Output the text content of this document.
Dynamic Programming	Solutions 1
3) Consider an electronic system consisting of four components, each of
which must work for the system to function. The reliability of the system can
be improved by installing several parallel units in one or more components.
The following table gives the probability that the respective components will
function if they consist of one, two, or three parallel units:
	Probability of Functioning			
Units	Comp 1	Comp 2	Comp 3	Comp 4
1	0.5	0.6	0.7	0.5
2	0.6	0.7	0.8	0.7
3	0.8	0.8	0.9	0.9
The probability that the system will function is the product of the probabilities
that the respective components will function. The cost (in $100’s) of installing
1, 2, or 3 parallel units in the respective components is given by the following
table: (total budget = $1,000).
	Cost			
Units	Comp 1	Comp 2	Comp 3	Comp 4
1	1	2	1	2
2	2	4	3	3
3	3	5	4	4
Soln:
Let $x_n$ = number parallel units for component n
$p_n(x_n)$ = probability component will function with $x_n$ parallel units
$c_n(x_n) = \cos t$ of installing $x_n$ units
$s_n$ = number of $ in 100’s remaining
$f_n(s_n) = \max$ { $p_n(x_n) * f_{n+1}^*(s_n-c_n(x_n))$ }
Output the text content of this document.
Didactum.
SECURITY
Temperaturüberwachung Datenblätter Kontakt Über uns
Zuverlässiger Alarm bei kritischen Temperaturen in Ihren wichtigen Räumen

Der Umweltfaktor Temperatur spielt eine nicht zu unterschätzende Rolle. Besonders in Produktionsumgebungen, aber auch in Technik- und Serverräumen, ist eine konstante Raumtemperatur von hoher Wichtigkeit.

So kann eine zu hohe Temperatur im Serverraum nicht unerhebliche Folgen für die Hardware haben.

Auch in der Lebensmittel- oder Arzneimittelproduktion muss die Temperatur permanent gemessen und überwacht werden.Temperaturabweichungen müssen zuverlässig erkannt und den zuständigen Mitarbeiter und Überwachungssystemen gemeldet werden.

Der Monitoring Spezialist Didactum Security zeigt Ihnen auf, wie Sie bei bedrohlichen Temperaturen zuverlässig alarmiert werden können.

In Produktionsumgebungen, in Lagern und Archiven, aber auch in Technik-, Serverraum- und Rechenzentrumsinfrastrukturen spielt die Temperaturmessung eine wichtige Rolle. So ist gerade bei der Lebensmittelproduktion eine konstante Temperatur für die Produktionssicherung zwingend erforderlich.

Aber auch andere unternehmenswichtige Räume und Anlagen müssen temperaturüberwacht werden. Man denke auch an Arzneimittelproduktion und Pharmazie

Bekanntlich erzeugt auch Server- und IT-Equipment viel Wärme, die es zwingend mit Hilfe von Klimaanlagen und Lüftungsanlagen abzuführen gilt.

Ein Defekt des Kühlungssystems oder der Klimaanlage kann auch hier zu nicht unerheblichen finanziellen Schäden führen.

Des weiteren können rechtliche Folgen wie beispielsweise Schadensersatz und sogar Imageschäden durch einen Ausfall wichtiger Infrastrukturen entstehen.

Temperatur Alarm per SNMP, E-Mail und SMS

#####

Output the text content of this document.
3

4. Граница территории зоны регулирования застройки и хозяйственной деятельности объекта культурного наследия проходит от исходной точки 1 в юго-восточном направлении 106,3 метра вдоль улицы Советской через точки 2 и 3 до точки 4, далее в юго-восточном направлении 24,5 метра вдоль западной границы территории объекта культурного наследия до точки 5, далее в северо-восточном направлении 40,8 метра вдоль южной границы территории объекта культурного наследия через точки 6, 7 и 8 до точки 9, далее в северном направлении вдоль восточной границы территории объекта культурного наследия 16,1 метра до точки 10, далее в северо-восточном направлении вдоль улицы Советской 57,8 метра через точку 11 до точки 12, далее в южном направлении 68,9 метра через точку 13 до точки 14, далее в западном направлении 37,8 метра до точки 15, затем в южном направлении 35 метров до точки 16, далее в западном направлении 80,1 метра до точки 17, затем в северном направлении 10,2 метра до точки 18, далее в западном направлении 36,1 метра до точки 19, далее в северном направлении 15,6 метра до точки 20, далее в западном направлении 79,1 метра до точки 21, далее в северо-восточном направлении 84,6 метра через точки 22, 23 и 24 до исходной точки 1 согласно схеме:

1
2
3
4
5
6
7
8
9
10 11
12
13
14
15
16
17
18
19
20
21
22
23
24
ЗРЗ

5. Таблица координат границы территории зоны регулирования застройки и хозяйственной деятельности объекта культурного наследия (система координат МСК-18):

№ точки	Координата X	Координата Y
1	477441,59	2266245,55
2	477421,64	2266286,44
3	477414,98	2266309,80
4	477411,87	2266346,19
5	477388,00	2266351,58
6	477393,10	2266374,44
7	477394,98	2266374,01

#####

* Instructions to follow
Please list every line of the records that contains "хозяйственной".

* Output below
4. Граница территории зоны регулирования застройки и хозяйственной деятельности объекта культурного наследия проходит от исходной точки 1 в юго-восточном направлении 106,3 метра вдоль улицы Советской через точки 2 и 3 до точки 4, далее в юго-восточном направлении 24,5 метра вдоль западной границы территории объекта культурного наследия до точки 5, далее в северо-восточном направлении 40,8 метра вдоль южной границы территории объекта культурного наследия через точки 6, 7 и 8 до точки 9, далее в северном направлении вдоль восточной границы территории объекта культурного наследия 16,1 метра до точки 10, далее в северо-восточном направлении вдоль улицы Советской 57,8 метра через точку 11 до точки 12, далее в южном направлении 68,9 метра через точку 13 до точки 14, далее в западном направлении 37,8 метра до точки 15, затем в южном направлении 35 метров до точки 16, далее в западном направлении 80,1 метра до точки 17, затем в северном направлении 10,2 метра до точки 18, далее в западном направлении 36,1 метра до точки 19, далее в северном направлении 15,6 метра до точки 20, далее в западном направлении 79,1 метра до точки 21, далее в северо-восточном направлении 84,6 метра через точки 22, 23 и 24 до исходной точки 1 согласно схеме:
5. Таблица координат границы территории зоны регулирования застройки и хозяйственной деятельности объекта культурного наследия (система координат МСК-18):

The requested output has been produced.